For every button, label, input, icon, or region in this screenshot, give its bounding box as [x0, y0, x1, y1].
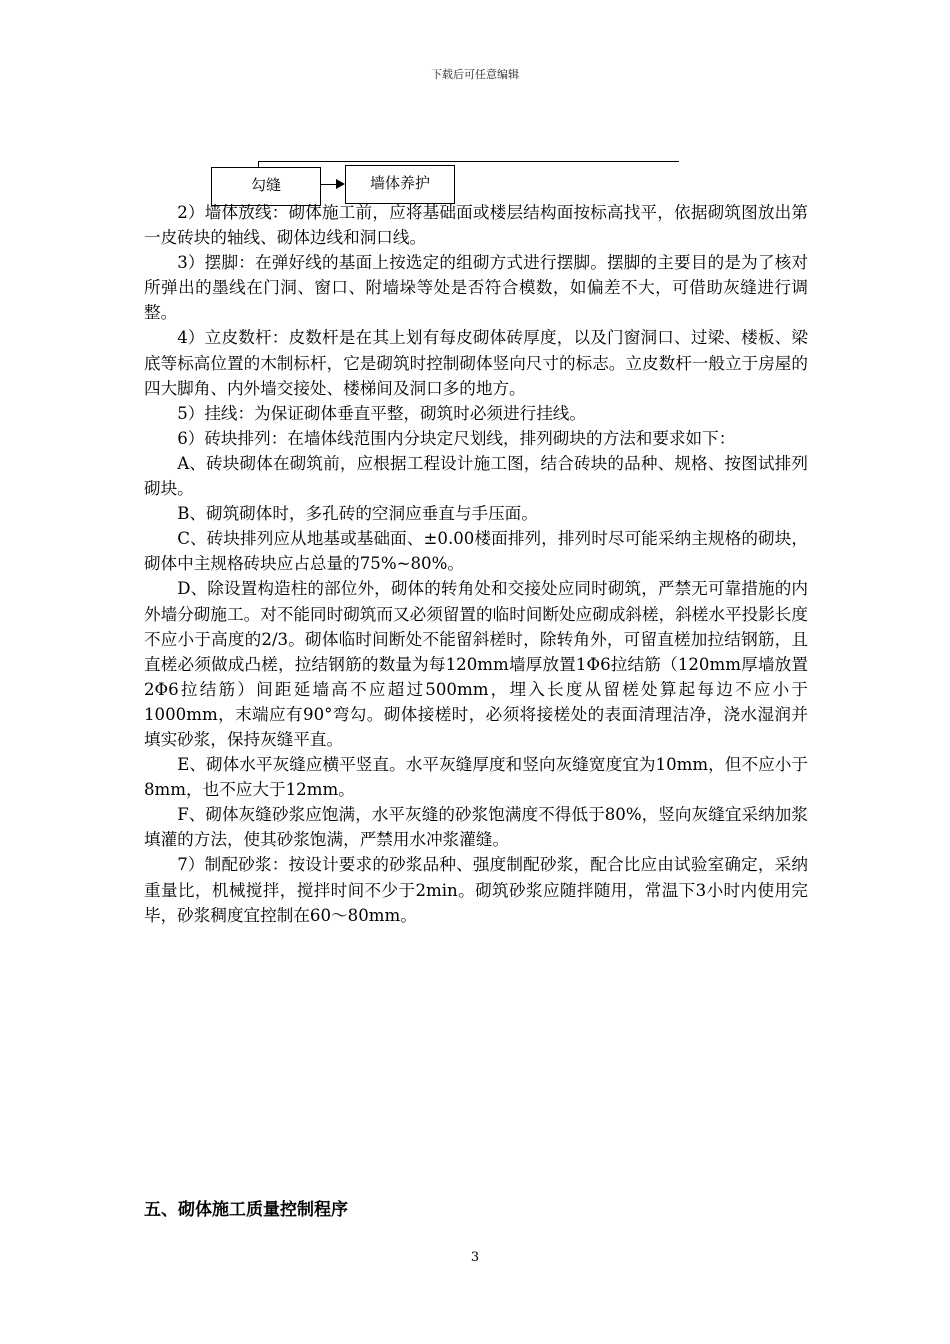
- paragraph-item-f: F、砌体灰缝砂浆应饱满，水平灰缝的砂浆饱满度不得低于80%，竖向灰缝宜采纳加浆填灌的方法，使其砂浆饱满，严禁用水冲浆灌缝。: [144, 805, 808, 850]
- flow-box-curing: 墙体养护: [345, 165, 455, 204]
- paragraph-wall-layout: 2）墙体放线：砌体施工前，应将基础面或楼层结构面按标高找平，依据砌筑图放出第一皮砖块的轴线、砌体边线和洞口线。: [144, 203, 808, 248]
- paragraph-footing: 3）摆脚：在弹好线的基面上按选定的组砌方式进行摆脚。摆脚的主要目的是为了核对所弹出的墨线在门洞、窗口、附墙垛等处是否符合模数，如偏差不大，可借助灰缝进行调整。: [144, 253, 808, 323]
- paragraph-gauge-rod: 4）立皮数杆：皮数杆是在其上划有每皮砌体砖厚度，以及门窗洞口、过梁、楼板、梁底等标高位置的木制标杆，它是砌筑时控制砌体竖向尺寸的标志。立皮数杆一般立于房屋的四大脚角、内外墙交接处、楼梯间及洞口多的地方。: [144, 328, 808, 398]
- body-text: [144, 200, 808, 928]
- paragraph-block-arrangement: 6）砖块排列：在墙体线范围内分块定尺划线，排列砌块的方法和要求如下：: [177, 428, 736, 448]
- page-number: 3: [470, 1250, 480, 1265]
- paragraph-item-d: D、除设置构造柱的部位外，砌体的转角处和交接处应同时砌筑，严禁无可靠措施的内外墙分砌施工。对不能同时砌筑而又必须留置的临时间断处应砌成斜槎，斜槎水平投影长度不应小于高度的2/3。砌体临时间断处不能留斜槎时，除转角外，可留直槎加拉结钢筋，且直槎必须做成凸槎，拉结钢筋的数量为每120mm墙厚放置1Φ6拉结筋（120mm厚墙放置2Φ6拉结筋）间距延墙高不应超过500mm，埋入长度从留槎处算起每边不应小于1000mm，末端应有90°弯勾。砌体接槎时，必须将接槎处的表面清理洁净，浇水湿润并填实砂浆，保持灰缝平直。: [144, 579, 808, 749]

> _Written request_
Please copy out every line of the items above word for word, leaving out the pictures.

> _Output of the exercise_
For every button, label, input, icon, or region in this screenshot, give its bounding box as [x0, y0, x1, y1].
- paragraph-item-f: F、砌体灰缝砂浆应饱满，水平灰缝的砂浆饱满度不得低于80%，竖向灰缝宜采纳加浆填灌的方法，使其砂浆饱满，严禁用水冲浆灌缝。: [144, 805, 808, 850]
- flow-box-curing: 墙体养护: [345, 165, 455, 204]
- paragraph-wall-layout: 2）墙体放线：砌体施工前，应将基础面或楼层结构面按标高找平，依据砌筑图放出第一皮砖块的轴线、砌体边线和洞口线。: [144, 203, 808, 248]
- paragraph-footing: 3）摆脚：在弹好线的基面上按选定的组砌方式进行摆脚。摆脚的主要目的是为了核对所弹出的墨线在门洞、窗口、附墙垛等处是否符合模数，如偏差不大，可借助灰缝进行调整。: [144, 253, 808, 323]
- paragraph-gauge-rod: 4）立皮数杆：皮数杆是在其上划有每皮砌体砖厚度，以及门窗洞口、过梁、楼板、梁底等标高位置的木制标杆，它是砌筑时控制砌体竖向尺寸的标志。立皮数杆一般立于房屋的四大脚角、内外墙交接处、楼梯间及洞口多的地方。: [144, 328, 808, 398]
- body-text: [144, 200, 808, 928]
- paragraph-block-arrangement: 6）砖块排列：在墙体线范围内分块定尺划线，排列砌块的方法和要求如下：: [177, 428, 736, 448]
- page-number: 3: [470, 1250, 480, 1265]
- paragraph-item-d: D、除设置构造柱的部位外，砌体的转角处和交接处应同时砌筑，严禁无可靠措施的内外墙分砌施工。对不能同时砌筑而又必须留置的临时间断处应砌成斜槎，斜槎水平投影长度不应小于高度的2/3。砌体临时间断处不能留斜槎时，除转角外，可留直槎加拉结钢筋，且直槎必须做成凸槎，拉结钢筋的数量为每120mm墙厚放置1Φ6拉结筋（120mm厚墙放置2Φ6拉结筋）间距延墙高不应超过500mm，埋入长度从留槎处算起每边不应小于1000mm，末端应有90°弯勾。砌体接槎时，必须将接槎处的表面清理洁净，浇水湿润并填实砂浆，保持灰缝平直。: [144, 579, 808, 749]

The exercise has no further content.